• [YOUR INSTRUCTIONS]: Count how many lines of the material contain the string "Subwoofer", then give that number and nothing more.

• [WORKING DATA]:
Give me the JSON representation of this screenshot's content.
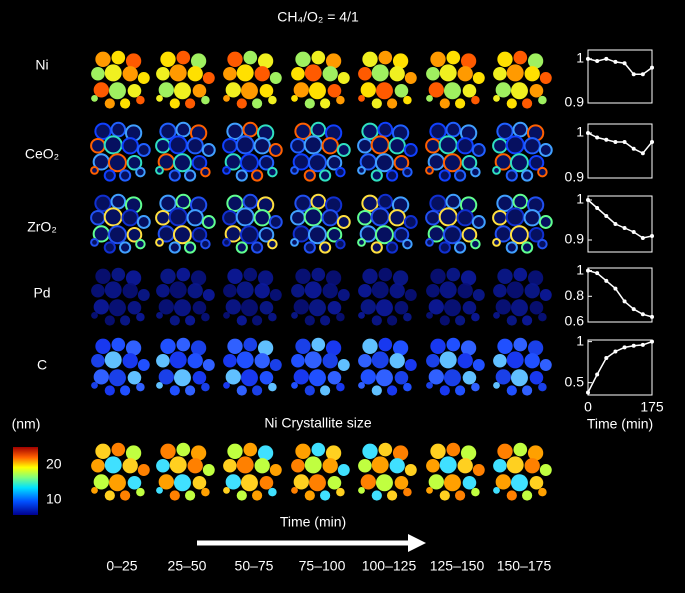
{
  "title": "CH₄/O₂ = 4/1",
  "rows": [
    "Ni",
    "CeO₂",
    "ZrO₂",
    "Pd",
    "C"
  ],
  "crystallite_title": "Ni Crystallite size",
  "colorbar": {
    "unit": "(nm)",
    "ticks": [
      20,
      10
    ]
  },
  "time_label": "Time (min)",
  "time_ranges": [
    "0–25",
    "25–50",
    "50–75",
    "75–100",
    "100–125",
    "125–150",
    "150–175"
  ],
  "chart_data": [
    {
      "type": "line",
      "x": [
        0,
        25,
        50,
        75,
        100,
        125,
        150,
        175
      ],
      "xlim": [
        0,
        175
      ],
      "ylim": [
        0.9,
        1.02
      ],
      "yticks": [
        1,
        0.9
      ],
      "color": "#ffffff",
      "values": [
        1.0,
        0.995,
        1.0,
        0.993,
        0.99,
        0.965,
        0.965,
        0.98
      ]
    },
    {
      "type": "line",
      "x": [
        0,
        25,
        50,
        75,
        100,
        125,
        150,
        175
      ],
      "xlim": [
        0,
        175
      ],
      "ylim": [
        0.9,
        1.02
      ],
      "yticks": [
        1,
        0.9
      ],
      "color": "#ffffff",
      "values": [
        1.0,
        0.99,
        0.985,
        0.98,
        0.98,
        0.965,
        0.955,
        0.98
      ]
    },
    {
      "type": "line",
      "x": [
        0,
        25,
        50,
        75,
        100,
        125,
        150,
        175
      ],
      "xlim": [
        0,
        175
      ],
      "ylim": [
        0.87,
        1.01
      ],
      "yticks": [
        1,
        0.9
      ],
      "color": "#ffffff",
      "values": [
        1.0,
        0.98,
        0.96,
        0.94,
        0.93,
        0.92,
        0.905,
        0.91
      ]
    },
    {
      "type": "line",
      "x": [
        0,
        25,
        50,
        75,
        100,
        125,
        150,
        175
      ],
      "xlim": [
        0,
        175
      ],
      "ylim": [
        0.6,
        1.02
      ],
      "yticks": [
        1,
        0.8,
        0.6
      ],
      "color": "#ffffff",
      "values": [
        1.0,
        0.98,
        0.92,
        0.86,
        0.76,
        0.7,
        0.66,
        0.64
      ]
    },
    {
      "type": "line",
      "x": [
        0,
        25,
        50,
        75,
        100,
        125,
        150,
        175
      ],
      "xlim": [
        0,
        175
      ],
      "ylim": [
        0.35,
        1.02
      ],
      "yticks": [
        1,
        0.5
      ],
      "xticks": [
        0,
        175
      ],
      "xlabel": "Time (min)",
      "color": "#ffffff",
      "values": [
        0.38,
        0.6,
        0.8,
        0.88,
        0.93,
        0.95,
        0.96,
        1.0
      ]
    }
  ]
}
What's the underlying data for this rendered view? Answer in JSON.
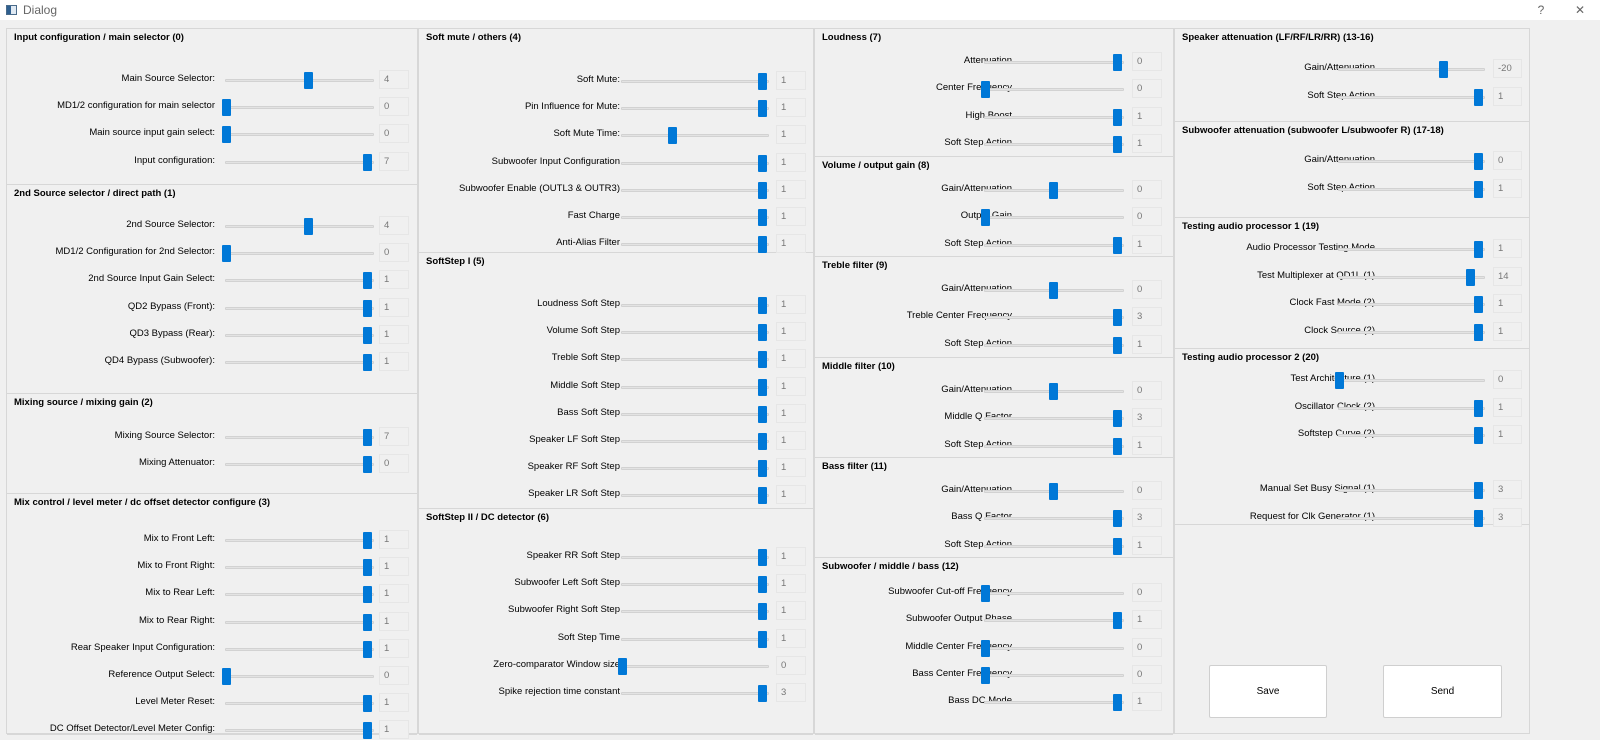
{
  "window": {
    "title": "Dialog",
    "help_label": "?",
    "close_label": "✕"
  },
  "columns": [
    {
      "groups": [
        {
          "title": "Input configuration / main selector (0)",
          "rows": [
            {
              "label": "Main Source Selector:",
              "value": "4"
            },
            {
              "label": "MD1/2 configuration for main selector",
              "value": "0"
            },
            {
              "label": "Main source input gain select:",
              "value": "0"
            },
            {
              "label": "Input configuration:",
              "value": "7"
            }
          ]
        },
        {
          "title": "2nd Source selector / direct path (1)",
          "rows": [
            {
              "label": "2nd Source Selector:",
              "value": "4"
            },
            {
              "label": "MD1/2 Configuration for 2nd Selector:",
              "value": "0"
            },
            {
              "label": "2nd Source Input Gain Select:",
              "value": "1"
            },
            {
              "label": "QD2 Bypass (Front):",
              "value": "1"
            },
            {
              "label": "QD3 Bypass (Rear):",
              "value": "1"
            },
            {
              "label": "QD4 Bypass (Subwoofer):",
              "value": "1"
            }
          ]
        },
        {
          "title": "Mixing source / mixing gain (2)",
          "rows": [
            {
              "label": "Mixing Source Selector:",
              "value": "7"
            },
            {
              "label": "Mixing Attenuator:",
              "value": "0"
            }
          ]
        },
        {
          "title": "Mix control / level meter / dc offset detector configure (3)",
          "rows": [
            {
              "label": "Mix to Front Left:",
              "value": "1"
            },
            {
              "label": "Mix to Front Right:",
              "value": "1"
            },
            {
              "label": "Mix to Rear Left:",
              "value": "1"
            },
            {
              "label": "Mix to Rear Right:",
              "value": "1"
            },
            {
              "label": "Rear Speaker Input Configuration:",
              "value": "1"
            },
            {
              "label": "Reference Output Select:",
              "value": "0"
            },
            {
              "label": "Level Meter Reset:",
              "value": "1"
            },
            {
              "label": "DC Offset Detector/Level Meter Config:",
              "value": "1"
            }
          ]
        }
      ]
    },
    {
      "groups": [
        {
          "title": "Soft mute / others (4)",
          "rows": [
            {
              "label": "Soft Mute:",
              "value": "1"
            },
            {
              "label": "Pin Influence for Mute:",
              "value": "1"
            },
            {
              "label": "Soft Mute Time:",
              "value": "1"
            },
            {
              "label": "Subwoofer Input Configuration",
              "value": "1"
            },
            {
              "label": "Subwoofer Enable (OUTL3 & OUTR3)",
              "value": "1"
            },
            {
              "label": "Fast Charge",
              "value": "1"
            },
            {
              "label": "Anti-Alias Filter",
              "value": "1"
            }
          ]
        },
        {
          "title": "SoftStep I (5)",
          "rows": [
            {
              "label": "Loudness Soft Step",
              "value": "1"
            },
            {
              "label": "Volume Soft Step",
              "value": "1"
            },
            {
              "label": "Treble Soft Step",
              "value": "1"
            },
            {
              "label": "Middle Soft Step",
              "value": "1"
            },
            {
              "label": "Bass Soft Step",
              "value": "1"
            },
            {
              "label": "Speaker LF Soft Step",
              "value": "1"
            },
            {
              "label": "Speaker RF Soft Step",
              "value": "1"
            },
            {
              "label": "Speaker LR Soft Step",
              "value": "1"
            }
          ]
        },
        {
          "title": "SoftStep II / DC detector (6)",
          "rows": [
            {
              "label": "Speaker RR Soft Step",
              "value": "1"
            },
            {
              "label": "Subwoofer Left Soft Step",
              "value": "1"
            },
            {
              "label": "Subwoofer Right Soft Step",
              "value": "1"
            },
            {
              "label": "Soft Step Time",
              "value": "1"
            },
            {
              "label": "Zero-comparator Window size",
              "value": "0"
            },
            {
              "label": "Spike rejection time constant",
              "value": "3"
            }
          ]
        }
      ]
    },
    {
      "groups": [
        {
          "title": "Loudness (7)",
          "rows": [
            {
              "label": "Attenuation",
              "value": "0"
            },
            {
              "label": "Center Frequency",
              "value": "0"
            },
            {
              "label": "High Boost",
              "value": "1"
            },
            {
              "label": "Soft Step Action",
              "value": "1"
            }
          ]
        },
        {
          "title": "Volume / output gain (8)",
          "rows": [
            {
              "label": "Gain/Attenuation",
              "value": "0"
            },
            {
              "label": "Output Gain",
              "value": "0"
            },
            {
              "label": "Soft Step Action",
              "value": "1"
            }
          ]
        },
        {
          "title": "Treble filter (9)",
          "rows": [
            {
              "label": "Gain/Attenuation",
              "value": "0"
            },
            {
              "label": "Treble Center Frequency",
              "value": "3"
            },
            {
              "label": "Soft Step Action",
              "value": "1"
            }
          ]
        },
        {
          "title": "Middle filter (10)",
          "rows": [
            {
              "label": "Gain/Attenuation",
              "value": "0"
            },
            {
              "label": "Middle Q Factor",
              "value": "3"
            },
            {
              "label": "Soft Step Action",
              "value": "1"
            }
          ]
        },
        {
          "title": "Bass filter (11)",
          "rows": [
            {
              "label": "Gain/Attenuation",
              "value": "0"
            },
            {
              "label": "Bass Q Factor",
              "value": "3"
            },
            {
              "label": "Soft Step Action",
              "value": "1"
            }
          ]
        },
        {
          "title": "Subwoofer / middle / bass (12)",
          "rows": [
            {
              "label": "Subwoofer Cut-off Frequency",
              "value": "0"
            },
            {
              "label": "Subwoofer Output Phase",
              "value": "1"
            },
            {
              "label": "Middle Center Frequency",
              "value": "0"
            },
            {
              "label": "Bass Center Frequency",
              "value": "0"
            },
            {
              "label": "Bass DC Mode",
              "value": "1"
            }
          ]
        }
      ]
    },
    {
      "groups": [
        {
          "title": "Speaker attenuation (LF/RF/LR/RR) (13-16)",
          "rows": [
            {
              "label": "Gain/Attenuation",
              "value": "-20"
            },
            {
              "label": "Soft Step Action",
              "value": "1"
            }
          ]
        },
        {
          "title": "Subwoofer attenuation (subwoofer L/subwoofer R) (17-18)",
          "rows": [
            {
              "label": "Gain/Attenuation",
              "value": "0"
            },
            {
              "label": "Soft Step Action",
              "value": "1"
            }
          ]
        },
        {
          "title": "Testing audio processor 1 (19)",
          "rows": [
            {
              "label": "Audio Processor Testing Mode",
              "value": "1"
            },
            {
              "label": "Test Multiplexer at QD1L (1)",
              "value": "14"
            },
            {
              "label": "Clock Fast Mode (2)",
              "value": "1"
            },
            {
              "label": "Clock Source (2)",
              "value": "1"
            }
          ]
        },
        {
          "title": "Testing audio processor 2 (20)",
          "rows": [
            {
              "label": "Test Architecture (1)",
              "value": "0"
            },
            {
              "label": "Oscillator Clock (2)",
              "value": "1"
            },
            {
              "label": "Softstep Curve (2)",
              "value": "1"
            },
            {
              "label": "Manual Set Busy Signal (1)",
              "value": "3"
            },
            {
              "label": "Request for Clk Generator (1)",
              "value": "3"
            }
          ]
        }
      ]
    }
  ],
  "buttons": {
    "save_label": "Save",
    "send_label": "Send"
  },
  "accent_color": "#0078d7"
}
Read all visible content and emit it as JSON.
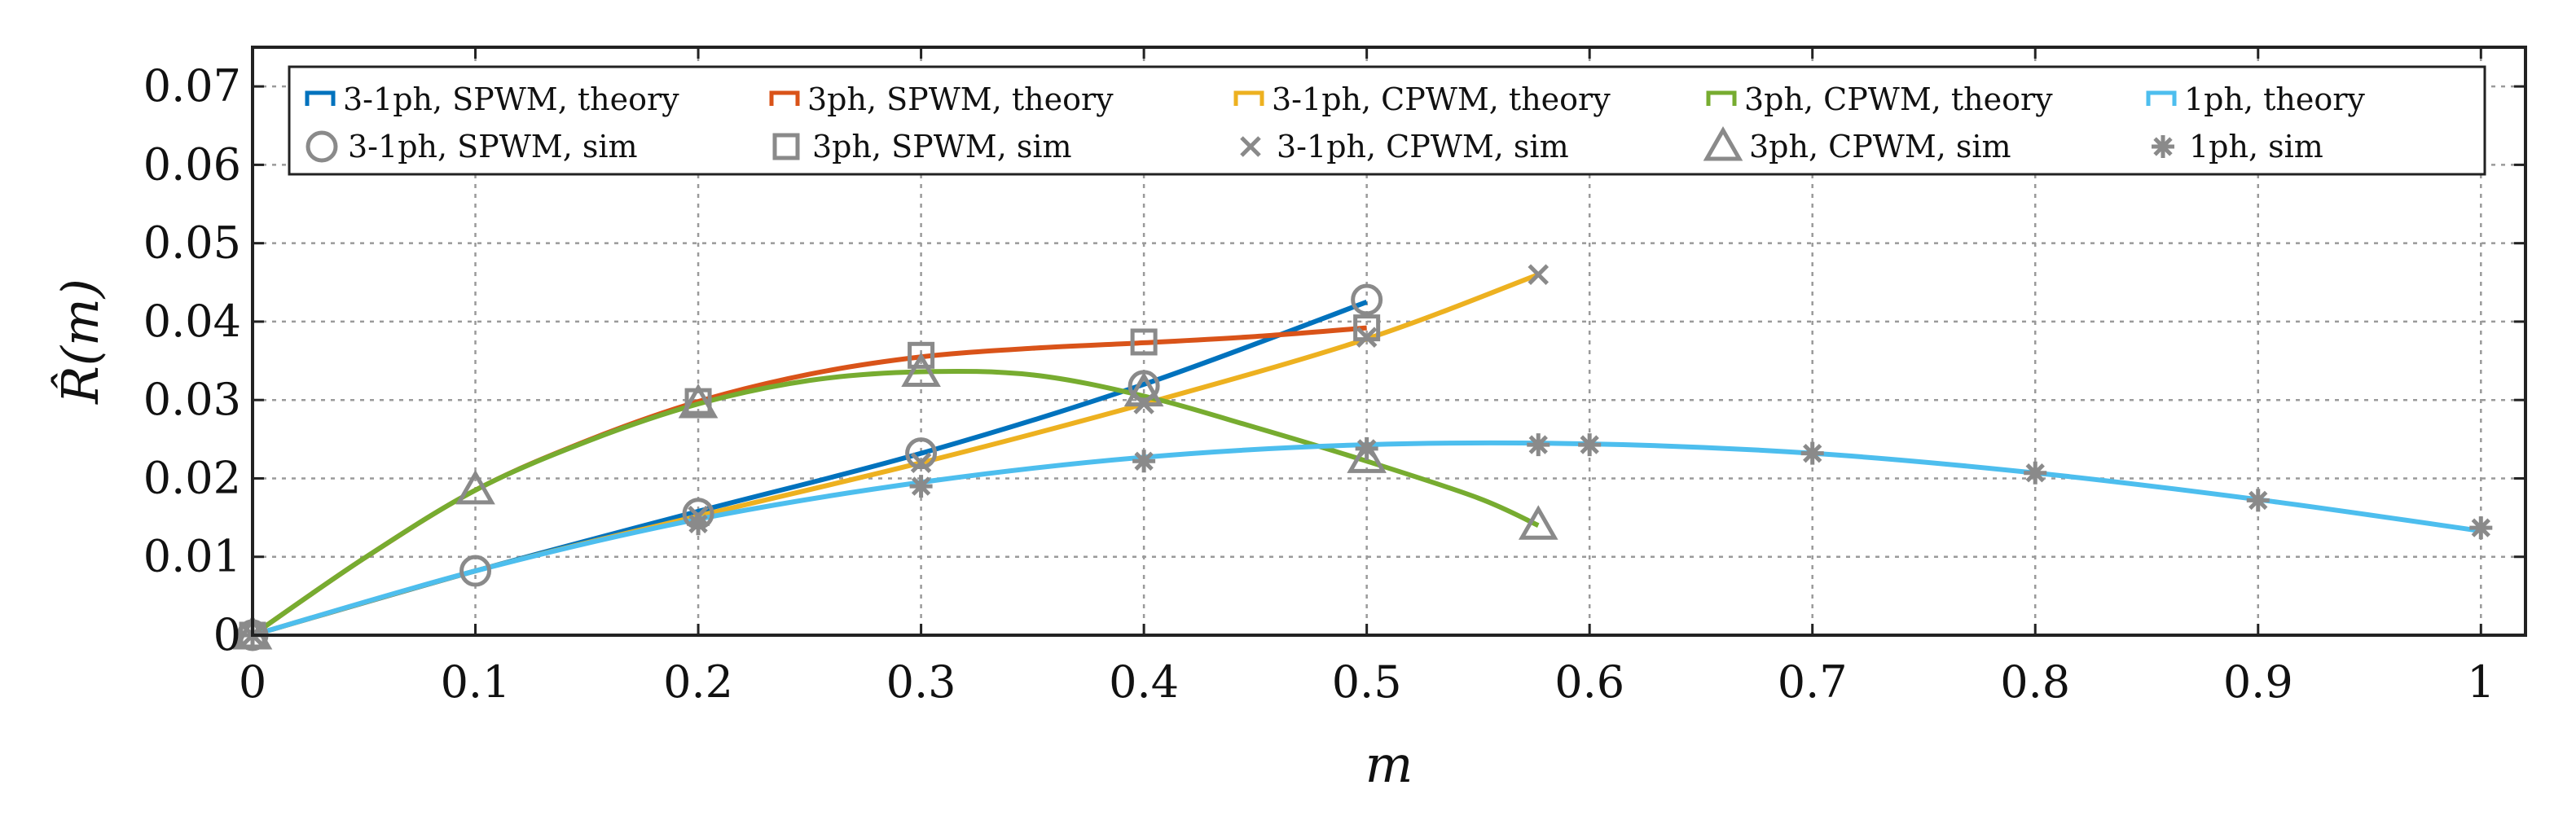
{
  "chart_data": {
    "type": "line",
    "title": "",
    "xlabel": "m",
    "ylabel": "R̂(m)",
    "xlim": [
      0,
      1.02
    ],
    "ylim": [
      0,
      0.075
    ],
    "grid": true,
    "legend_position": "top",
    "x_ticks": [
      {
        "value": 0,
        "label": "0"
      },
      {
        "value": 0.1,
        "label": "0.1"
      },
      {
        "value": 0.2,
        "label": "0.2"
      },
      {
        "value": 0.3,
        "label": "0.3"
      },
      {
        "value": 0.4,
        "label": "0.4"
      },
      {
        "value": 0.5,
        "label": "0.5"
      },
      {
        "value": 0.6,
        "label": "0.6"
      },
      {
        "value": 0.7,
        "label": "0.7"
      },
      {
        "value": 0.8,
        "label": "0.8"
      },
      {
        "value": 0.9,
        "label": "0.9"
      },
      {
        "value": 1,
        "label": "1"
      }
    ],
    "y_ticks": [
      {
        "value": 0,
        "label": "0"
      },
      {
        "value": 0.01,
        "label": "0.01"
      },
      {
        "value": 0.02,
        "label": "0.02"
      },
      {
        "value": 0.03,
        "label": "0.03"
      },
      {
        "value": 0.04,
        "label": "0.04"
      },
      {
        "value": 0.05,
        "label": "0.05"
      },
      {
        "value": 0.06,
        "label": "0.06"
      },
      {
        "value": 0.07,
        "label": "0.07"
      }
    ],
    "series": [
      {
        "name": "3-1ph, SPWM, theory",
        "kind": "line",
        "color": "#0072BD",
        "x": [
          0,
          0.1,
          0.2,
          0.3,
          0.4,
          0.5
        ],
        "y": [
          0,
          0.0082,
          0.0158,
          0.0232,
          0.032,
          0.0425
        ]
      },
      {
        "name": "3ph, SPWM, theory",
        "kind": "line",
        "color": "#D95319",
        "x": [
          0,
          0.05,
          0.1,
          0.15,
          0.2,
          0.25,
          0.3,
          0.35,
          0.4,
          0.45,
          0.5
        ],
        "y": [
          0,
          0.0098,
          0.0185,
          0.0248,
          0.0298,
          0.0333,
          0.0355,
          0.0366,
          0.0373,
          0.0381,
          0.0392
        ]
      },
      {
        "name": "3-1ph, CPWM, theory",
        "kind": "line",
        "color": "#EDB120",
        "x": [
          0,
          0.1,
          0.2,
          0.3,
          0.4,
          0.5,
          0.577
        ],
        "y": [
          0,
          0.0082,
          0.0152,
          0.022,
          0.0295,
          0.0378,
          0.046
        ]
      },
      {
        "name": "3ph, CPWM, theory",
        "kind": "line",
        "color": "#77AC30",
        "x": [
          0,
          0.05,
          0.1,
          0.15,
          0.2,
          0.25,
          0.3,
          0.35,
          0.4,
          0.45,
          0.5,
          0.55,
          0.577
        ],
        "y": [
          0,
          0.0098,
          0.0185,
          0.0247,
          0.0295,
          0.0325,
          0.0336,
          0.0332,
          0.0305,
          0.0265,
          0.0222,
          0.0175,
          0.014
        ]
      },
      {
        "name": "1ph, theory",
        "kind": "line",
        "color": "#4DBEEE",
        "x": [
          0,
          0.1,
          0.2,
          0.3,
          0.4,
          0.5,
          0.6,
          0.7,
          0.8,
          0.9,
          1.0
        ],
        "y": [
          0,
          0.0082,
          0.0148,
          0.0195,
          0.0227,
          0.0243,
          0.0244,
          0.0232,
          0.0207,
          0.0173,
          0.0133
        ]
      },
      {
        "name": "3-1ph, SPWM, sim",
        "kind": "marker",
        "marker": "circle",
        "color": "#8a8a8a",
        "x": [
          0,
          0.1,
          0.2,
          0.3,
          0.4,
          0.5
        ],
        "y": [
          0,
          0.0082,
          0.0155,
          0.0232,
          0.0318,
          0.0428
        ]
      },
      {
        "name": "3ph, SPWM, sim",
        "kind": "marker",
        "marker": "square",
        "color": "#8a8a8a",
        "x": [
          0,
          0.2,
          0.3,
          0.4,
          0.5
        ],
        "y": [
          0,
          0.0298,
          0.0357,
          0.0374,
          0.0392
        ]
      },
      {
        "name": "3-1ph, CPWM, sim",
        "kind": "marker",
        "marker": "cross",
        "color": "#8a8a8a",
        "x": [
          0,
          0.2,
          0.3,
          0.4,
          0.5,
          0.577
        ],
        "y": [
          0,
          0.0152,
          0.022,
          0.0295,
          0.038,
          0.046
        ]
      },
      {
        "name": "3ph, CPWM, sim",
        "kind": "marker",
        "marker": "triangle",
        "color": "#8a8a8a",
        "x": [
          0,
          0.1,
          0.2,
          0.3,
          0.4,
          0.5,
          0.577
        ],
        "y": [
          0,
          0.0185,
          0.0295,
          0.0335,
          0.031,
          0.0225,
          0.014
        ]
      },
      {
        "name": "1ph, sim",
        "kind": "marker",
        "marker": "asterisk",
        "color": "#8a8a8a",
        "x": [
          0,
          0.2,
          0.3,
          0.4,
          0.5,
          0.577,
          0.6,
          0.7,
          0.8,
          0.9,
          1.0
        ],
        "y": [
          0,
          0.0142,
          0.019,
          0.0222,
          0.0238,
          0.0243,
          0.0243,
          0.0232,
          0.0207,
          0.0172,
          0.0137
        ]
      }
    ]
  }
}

• [ANSWER TO THIS PROBLEM]: 9